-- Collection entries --
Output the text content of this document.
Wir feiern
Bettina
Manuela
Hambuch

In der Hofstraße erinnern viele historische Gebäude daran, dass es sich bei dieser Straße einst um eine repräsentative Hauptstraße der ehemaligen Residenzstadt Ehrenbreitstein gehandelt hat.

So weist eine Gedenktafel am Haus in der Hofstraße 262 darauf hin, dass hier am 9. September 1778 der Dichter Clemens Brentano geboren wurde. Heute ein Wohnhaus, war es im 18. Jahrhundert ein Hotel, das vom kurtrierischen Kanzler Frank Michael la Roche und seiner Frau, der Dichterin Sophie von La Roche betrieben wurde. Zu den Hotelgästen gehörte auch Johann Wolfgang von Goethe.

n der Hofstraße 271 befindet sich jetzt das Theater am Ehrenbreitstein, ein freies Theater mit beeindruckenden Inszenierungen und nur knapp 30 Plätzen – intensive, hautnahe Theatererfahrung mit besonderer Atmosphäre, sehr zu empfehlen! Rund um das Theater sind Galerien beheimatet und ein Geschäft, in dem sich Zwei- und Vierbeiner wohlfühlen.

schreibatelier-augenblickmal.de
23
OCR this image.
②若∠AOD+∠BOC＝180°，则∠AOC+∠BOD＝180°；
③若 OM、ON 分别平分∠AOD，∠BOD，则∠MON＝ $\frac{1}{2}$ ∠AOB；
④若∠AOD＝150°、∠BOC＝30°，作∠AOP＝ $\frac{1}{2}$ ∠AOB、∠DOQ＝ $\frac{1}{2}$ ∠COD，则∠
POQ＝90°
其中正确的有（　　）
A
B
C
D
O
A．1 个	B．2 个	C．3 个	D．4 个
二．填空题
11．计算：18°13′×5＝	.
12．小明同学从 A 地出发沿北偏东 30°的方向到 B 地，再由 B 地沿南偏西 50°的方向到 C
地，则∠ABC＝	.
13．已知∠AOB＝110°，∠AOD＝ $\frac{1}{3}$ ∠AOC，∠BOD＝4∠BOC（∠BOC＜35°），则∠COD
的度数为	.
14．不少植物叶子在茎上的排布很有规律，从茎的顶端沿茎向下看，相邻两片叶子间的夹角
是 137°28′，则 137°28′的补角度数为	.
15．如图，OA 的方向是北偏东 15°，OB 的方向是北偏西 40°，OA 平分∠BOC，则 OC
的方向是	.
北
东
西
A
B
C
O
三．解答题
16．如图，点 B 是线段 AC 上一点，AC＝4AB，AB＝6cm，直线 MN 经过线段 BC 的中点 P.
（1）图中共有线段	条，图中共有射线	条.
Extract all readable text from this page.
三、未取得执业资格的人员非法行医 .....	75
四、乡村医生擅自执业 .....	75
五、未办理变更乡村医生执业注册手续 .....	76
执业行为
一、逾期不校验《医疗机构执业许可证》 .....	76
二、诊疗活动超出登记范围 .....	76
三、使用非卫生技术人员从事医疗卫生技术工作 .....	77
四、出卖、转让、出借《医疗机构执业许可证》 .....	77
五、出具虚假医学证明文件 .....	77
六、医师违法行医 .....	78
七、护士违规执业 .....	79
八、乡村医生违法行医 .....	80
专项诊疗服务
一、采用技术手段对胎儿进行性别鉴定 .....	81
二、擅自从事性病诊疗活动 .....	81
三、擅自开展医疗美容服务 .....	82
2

-- WHAT TO WORK ON --
Above are the records. Copy every line in them holding "this".

-- FINISHED TASK --
Output the text content of this document.
OCR this image.
Extract all readable text from this page.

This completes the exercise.